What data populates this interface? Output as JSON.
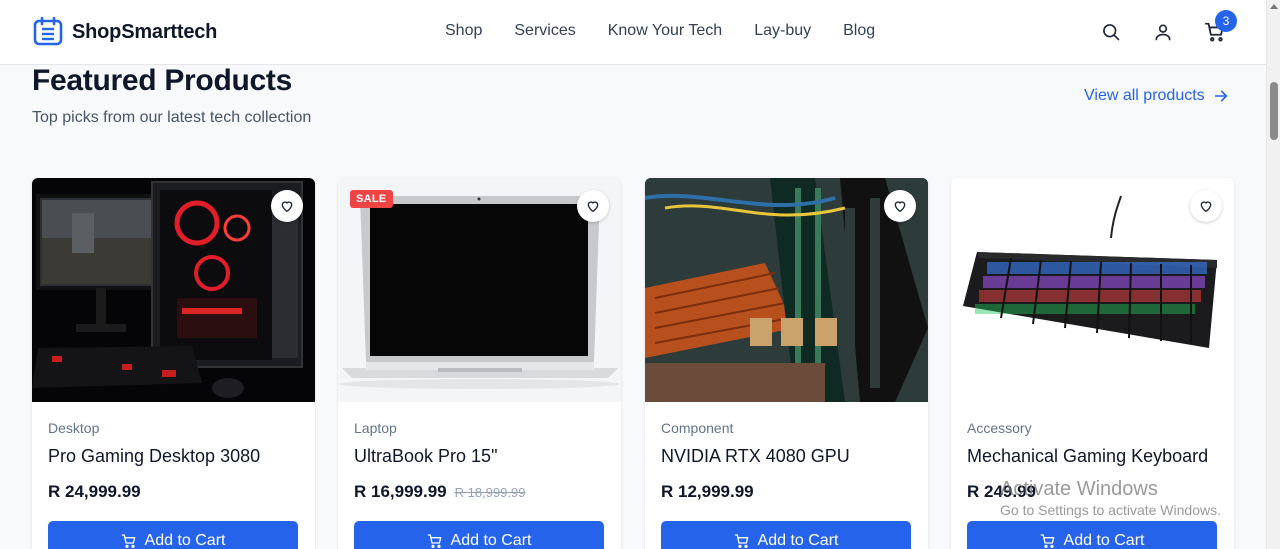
{
  "brand": {
    "name": "ShopSmarttech"
  },
  "nav": [
    "Shop",
    "Services",
    "Know Your Tech",
    "Lay-buy",
    "Blog"
  ],
  "header_icons": {
    "search": "search-icon",
    "account": "user-icon",
    "cart": "cart-icon",
    "cart_count": "3"
  },
  "section": {
    "title": "Featured Products",
    "subtitle": "Top picks from our latest tech collection",
    "view_all": "View all products"
  },
  "products": [
    {
      "category": "Desktop",
      "name": "Pro Gaming Desktop 3080",
      "price": "R 24,999.99",
      "old_price": "",
      "badge": "",
      "button": "Add to Cart"
    },
    {
      "category": "Laptop",
      "name": "UltraBook Pro 15\"",
      "price": "R 16,999.99",
      "old_price": "R 18,999.99",
      "badge": "SALE",
      "button": "Add to Cart"
    },
    {
      "category": "Component",
      "name": "NVIDIA RTX 4080 GPU",
      "price": "R 12,999.99",
      "old_price": "",
      "badge": "",
      "button": "Add to Cart"
    },
    {
      "category": "Accessory",
      "name": "Mechanical Gaming Keyboard",
      "price": "R 249.99",
      "old_price": "",
      "badge": "",
      "button": "Add to Cart"
    }
  ],
  "watermark": {
    "line1": "Activate Windows",
    "line2": "Go to Settings to activate Windows."
  },
  "colors": {
    "accent": "#2563eb",
    "sale": "#ef4444",
    "text": "#0f172a",
    "muted": "#64748b"
  }
}
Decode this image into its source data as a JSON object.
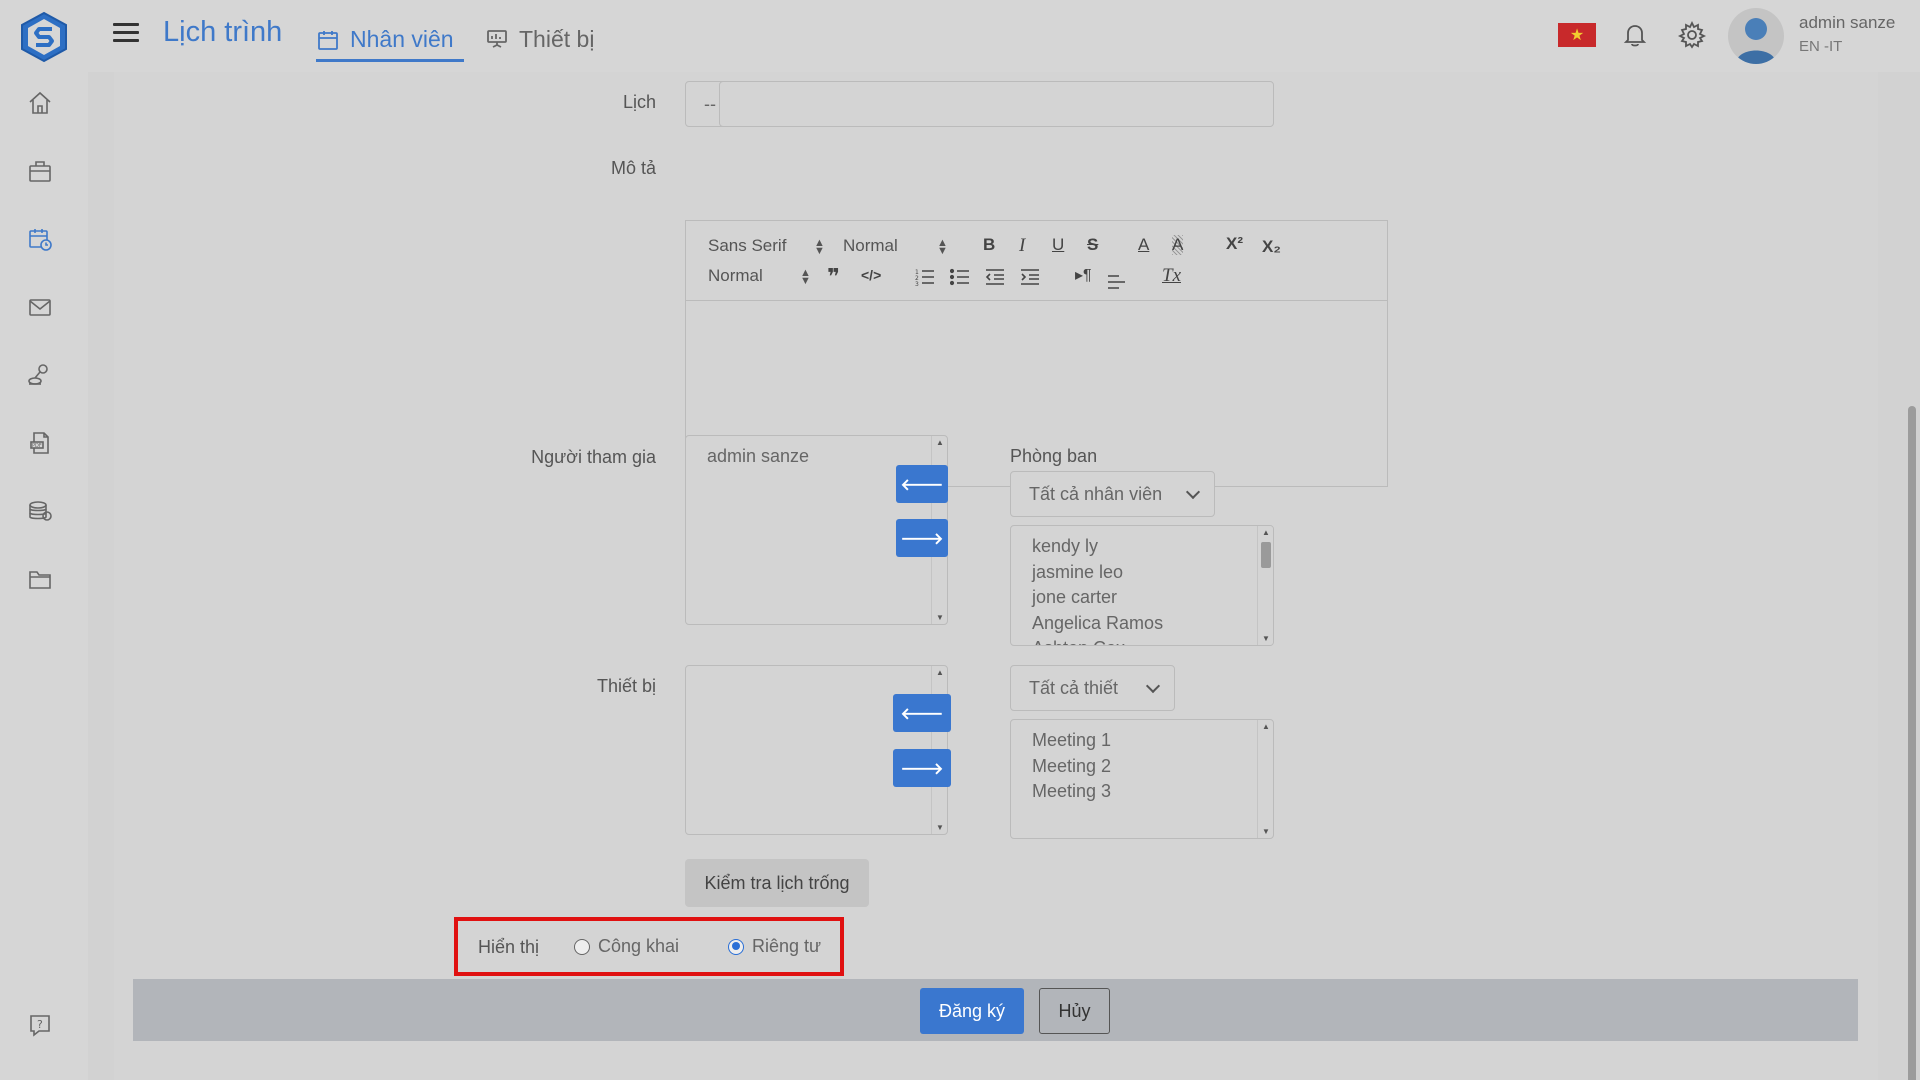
{
  "header": {
    "app_title": "Lịch trình",
    "tabs": [
      {
        "label": "Nhân viên",
        "active": true
      },
      {
        "label": "Thiết bị",
        "active": false
      }
    ],
    "user": {
      "name": "admin sanze",
      "dept": "EN -IT"
    }
  },
  "sidebar": {
    "icons": [
      "home-icon",
      "briefcase-icon",
      "calendar-clock-icon",
      "mail-icon",
      "stamp-icon",
      "pdf-document-icon",
      "coins-icon",
      "folder-icon",
      "help-icon"
    ]
  },
  "form": {
    "calendar": {
      "label": "Lịch",
      "selected": "--",
      "text": ""
    },
    "description": {
      "label": "Mô tả",
      "font": "Sans Serif",
      "size": "Normal",
      "heading": "Normal"
    },
    "participants": {
      "label": "Người tham gia",
      "selected": [
        "admin sanze"
      ],
      "department_label": "Phòng ban",
      "department_selected": "Tất cả nhân viên",
      "available": [
        "kendy ly",
        "jasmine leo",
        "jone carter",
        "Angelica Ramos",
        "Ashton Cox"
      ]
    },
    "devices": {
      "label": "Thiết bị",
      "selected": [],
      "filter_selected": "Tất cả thiết",
      "available": [
        "Meeting 1",
        "Meeting 2",
        "Meeting 3"
      ]
    },
    "check_button": "Kiểm tra lịch trống",
    "visibility": {
      "label": "Hiển thị",
      "options": [
        {
          "label": "Công khai",
          "checked": false
        },
        {
          "label": "Riêng tư",
          "checked": true
        }
      ]
    },
    "submit_label": "Đăng ký",
    "cancel_label": "Hủy"
  },
  "colors": {
    "accent": "#3a77cf",
    "highlight": "#e01010",
    "flag": "#c8292b"
  }
}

----

▸ **YOUR INSTRUCTIONS**:
Reproduce every record word for word. The copy must contain no pictures.

▸ **OUTPUT FOR THIS EXERCISE**:
What data populates this interface? Output as JSON.
{
  "brand": {
    "name": "ShopSmarttech"
  },
  "nav": [
    "Shop",
    "Services",
    "Know Your Tech",
    "Lay-buy",
    "Blog"
  ],
  "header_icons": {
    "search": "search-icon",
    "account": "user-icon",
    "cart": "cart-icon",
    "cart_count": "3"
  },
  "section": {
    "title": "Featured Products",
    "subtitle": "Top picks from our latest tech collection",
    "view_all": "View all products"
  },
  "products": [
    {
      "category": "Desktop",
      "name": "Pro Gaming Desktop 3080",
      "price": "R 24,999.99",
      "old_price": "",
      "badge": "",
      "button": "Add to Cart"
    },
    {
      "category": "Laptop",
      "name": "UltraBook Pro 15\"",
      "price": "R 16,999.99",
      "old_price": "R 18,999.99",
      "badge": "SALE",
      "button": "Add to Cart"
    },
    {
      "category": "Component",
      "name": "NVIDIA RTX 4080 GPU",
      "price": "R 12,999.99",
      "old_price": "",
      "badge": "",
      "button": "Add to Cart"
    },
    {
      "category": "Accessory",
      "name": "Mechanical Gaming Keyboard",
      "price": "R 249.99",
      "old_price": "",
      "badge": "",
      "button": "Add to Cart"
    }
  ],
  "watermark": {
    "line1": "Activate Windows",
    "line2": "Go to Settings to activate Windows."
  },
  "colors": {
    "accent": "#2563eb",
    "sale": "#ef4444",
    "text": "#0f172a",
    "muted": "#64748b"
  }
}
Decode this image into its source data as a JSON object.
{
  "header": {
    "app_title": "Lịch trình",
    "tabs": [
      {
        "label": "Nhân viên",
        "active": true
      },
      {
        "label": "Thiết bị",
        "active": false
      }
    ],
    "user": {
      "name": "admin sanze",
      "dept": "EN -IT"
    }
  },
  "sidebar": {
    "icons": [
      "home-icon",
      "briefcase-icon",
      "calendar-clock-icon",
      "mail-icon",
      "stamp-icon",
      "pdf-document-icon",
      "coins-icon",
      "folder-icon",
      "help-icon"
    ]
  },
  "form": {
    "calendar": {
      "label": "Lịch",
      "selected": "--",
      "text": ""
    },
    "description": {
      "label": "Mô tả",
      "font": "Sans Serif",
      "size": "Normal",
      "heading": "Normal"
    },
    "participants": {
      "label": "Người tham gia",
      "selected": [
        "admin sanze"
      ],
      "department_label": "Phòng ban",
      "department_selected": "Tất cả nhân viên",
      "available": [
        "kendy ly",
        "jasmine leo",
        "jone carter",
        "Angelica Ramos",
        "Ashton Cox"
      ]
    },
    "devices": {
      "label": "Thiết bị",
      "selected": [],
      "filter_selected": "Tất cả thiết",
      "available": [
        "Meeting 1",
        "Meeting 2",
        "Meeting 3"
      ]
    },
    "check_button": "Kiểm tra lịch trống",
    "visibility": {
      "label": "Hiển thị",
      "options": [
        {
          "label": "Công khai",
          "checked": false
        },
        {
          "label": "Riêng tư",
          "checked": true
        }
      ]
    },
    "submit_label": "Đăng ký",
    "cancel_label": "Hủy"
  },
  "colors": {
    "accent": "#3a77cf",
    "highlight": "#e01010",
    "flag": "#c8292b"
  }
}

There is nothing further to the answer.